▶ _What is needed_: Where a line of the listing below includes the word "внимание", reproduce that line.

** Begin Excerpted records **

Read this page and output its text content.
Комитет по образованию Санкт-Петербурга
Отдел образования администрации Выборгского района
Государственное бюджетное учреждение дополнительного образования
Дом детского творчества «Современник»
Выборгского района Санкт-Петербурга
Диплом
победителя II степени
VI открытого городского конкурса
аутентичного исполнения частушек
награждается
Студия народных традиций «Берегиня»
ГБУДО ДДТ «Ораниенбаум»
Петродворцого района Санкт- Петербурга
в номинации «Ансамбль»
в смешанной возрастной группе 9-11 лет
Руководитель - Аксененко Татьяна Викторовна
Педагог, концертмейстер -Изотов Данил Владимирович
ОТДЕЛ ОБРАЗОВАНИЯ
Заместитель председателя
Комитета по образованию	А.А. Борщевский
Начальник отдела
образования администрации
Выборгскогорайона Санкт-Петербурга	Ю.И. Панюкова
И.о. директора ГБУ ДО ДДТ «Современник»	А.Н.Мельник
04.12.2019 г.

** End Excerpted records **
** Begin Excerpted records **

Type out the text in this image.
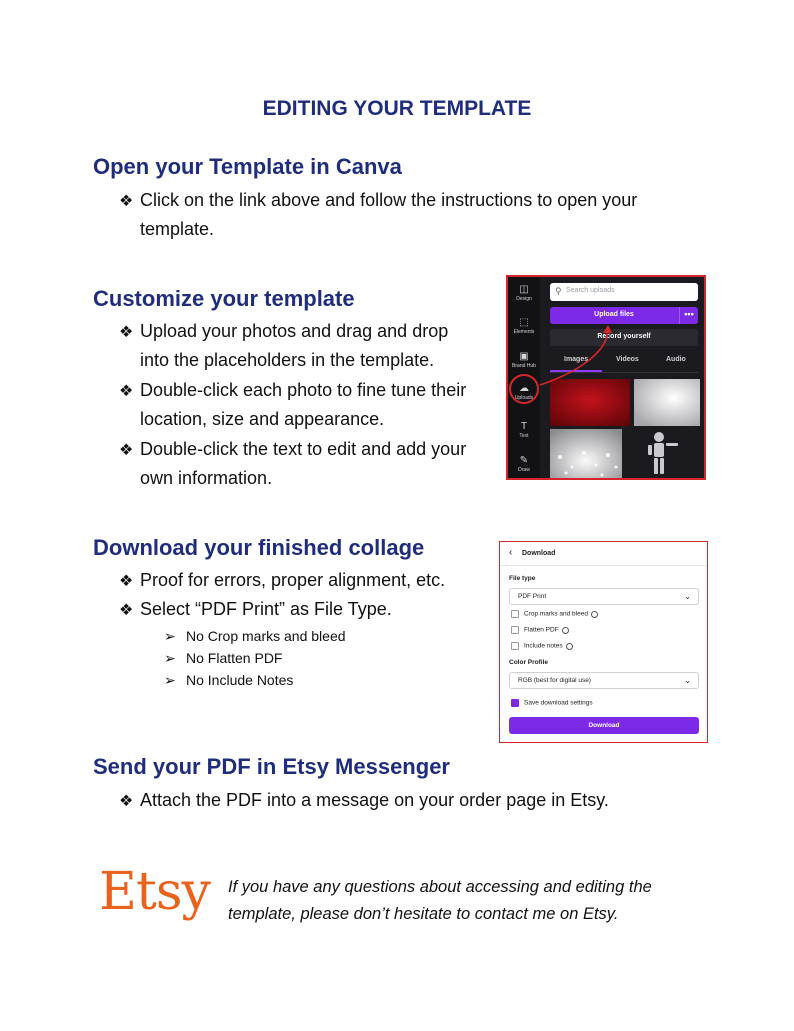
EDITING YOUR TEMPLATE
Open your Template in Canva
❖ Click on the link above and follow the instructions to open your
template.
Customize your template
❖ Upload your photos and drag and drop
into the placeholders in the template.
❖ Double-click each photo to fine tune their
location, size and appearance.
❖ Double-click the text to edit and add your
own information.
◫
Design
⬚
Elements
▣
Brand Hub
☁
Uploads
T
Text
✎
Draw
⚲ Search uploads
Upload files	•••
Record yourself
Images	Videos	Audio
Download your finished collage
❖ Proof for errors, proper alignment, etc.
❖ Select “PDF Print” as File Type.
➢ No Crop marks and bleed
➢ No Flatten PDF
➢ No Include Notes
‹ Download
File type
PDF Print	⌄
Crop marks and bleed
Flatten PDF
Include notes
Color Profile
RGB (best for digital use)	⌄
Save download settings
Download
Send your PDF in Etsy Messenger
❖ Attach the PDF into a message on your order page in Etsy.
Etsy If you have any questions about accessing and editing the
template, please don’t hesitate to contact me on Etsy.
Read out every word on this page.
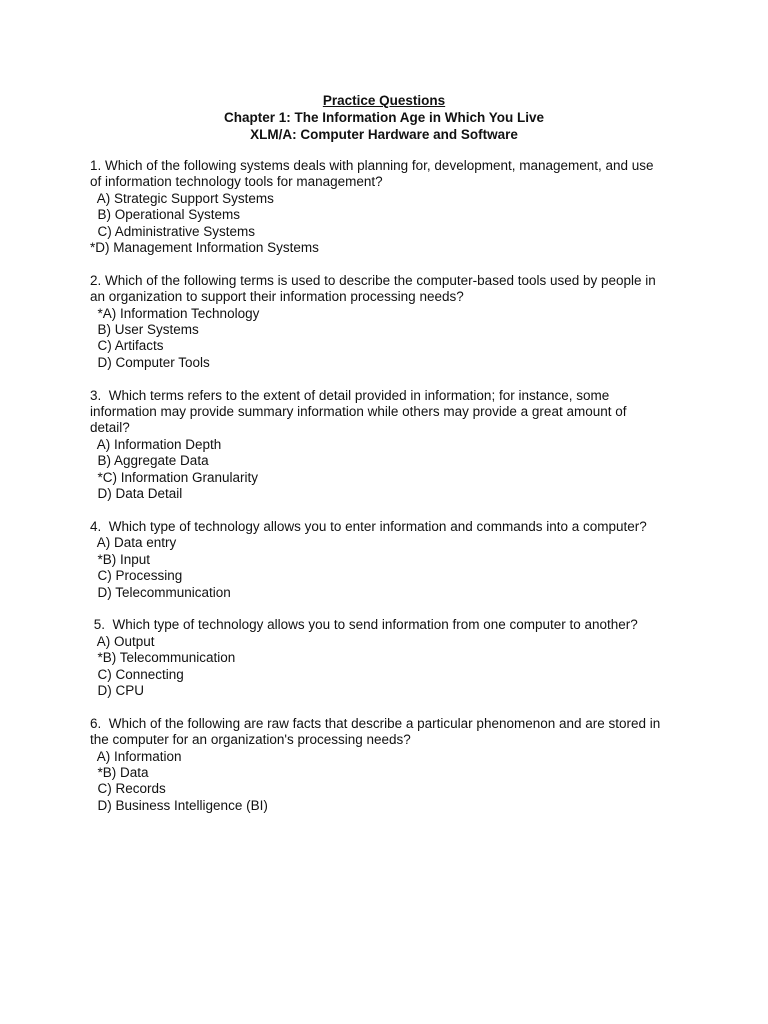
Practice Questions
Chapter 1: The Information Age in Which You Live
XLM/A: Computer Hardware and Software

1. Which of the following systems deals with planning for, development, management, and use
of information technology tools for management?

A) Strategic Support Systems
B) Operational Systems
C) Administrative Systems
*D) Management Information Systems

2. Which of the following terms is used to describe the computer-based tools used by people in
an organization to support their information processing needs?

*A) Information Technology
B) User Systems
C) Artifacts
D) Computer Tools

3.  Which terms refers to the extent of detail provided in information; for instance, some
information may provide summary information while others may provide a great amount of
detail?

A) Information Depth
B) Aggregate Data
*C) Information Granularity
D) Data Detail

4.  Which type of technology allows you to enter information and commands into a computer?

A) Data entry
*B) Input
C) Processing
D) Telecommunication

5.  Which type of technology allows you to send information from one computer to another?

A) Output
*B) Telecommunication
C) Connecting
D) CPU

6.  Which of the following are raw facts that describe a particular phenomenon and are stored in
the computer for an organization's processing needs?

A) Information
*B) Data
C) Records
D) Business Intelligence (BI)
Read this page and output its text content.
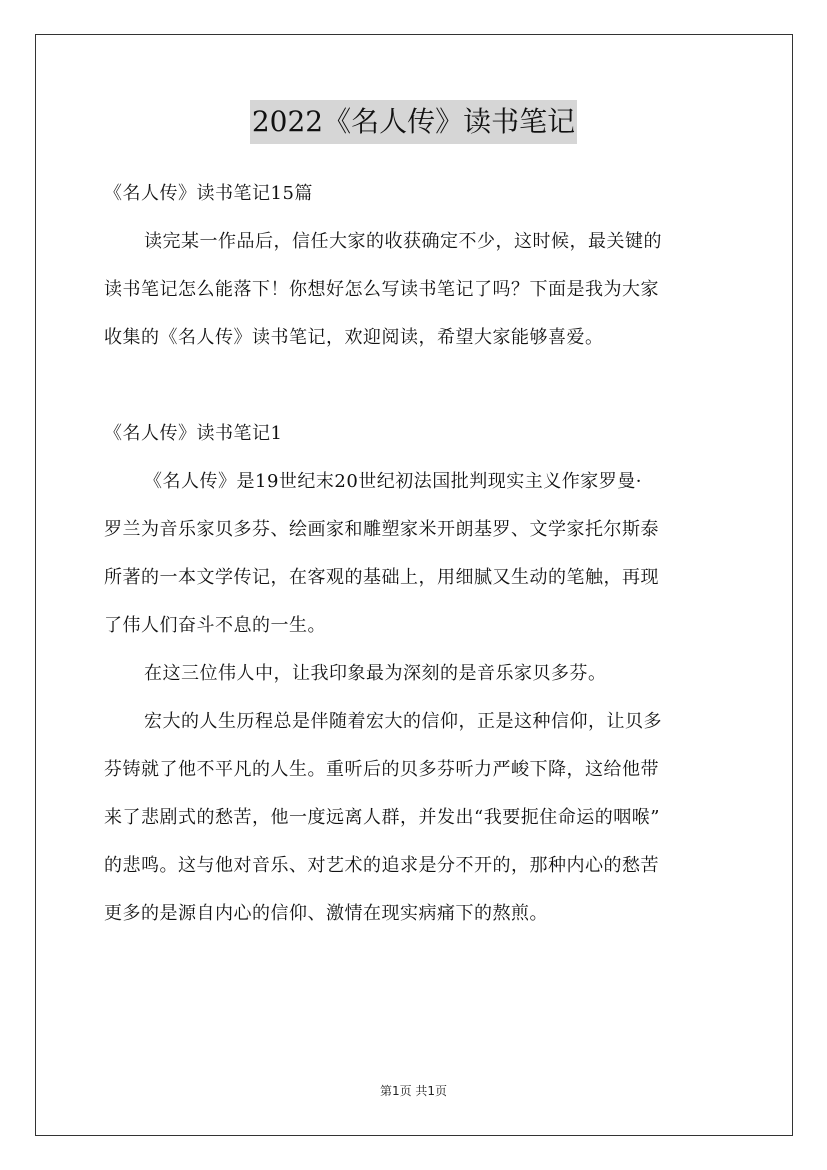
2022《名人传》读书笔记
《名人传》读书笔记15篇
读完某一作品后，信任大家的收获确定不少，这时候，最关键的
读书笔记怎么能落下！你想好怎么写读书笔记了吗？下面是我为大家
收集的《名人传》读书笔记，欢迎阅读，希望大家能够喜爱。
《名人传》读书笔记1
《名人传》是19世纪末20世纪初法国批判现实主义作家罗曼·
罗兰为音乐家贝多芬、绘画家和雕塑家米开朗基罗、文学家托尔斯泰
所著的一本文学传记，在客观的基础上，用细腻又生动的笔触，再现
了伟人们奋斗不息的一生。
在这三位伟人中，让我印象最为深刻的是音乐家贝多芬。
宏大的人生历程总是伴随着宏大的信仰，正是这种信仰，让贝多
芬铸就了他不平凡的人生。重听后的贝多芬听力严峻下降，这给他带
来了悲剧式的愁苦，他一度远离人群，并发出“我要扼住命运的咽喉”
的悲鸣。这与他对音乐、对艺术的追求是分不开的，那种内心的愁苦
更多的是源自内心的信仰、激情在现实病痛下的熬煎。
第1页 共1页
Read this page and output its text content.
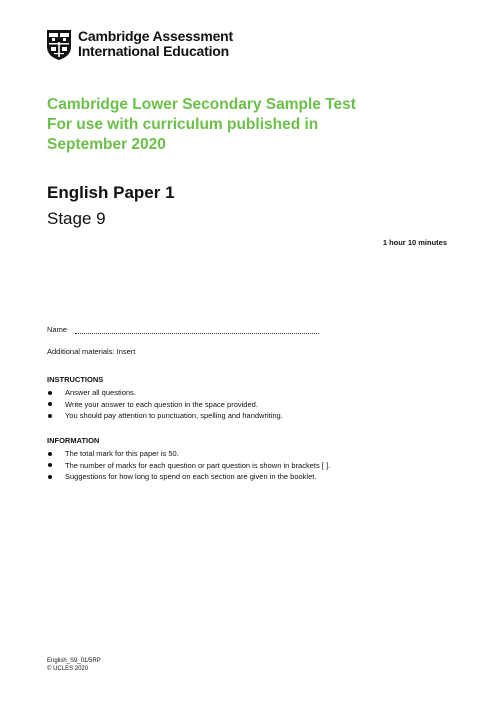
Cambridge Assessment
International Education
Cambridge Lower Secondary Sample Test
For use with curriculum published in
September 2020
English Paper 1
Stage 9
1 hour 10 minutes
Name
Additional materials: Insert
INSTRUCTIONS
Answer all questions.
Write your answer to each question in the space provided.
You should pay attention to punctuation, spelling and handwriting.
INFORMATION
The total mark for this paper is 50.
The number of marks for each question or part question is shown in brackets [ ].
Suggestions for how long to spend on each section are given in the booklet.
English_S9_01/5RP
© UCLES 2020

** End Excerpted records **
** Begin Excerpted records **

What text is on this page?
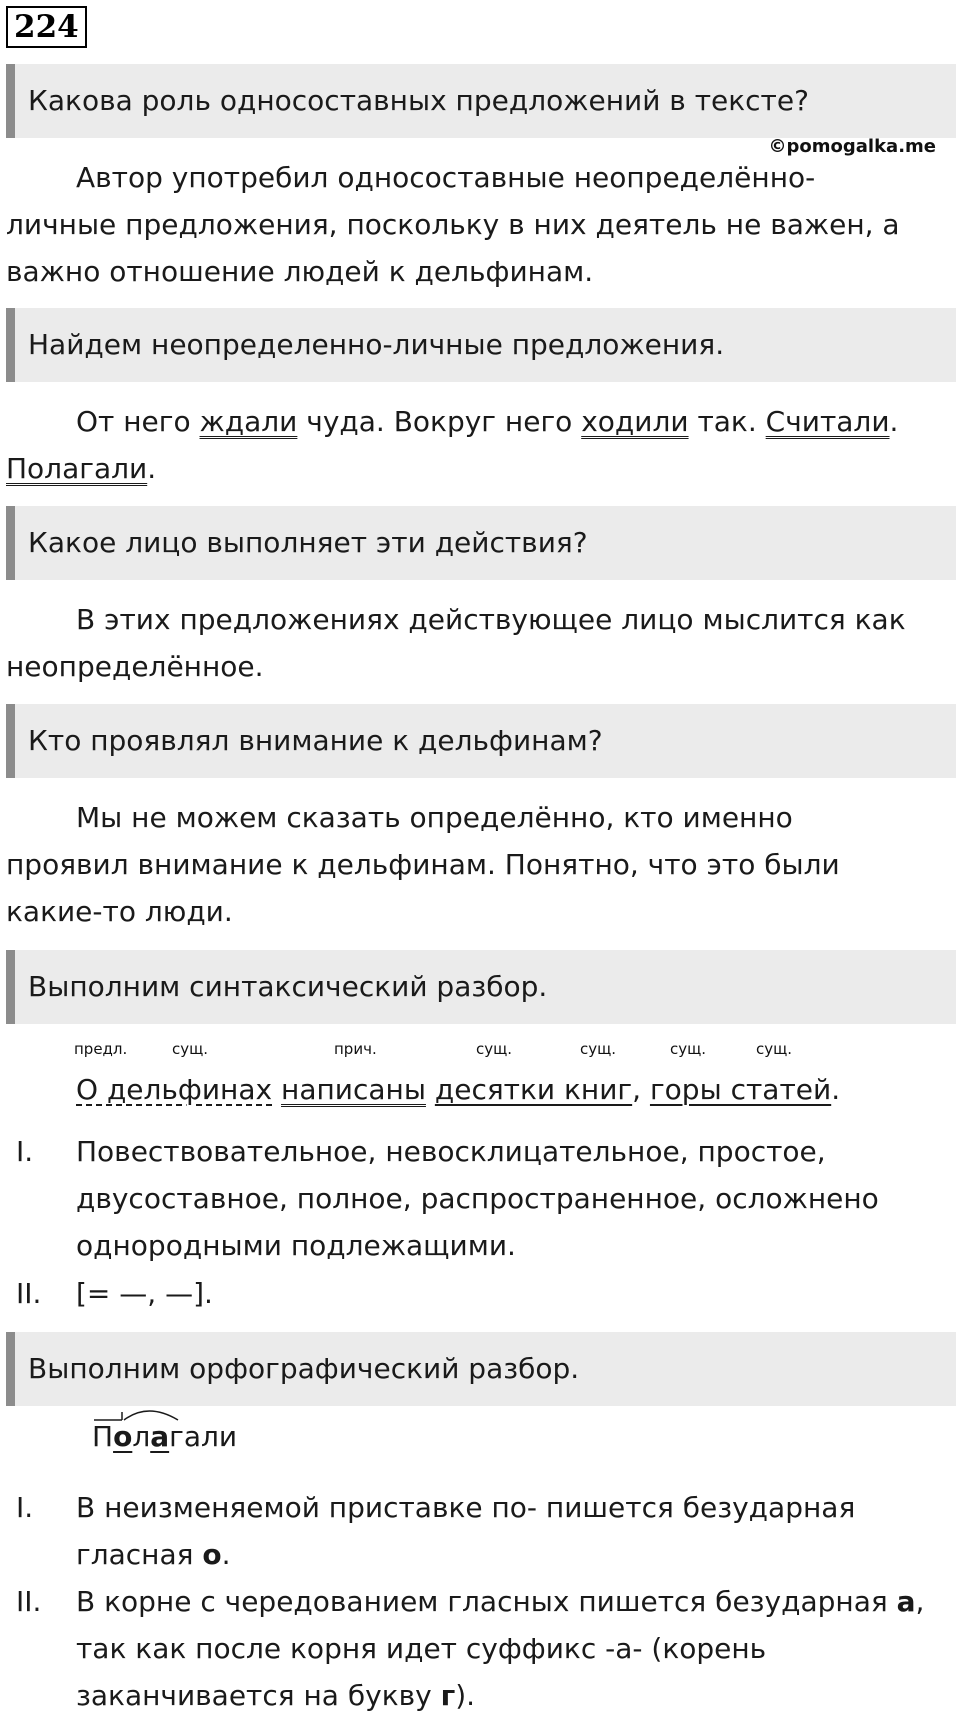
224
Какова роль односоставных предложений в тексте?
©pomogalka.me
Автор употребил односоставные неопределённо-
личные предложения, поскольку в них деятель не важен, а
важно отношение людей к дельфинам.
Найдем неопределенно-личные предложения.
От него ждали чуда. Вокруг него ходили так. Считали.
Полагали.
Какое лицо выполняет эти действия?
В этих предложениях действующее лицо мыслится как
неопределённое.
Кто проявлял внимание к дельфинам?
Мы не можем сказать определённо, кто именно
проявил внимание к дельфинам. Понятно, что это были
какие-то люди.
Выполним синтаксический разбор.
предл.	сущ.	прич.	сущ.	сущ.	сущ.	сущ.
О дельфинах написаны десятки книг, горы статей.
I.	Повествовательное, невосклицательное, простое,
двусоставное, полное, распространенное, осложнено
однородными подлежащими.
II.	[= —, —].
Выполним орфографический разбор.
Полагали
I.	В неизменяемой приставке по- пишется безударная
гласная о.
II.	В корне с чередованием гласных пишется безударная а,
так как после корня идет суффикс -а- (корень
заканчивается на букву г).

** End Excerpted records **

▶ _Completed task_:
Кто проявлял внимание к дельфинам?
проявил внимание к дельфинам. Понятно, что это были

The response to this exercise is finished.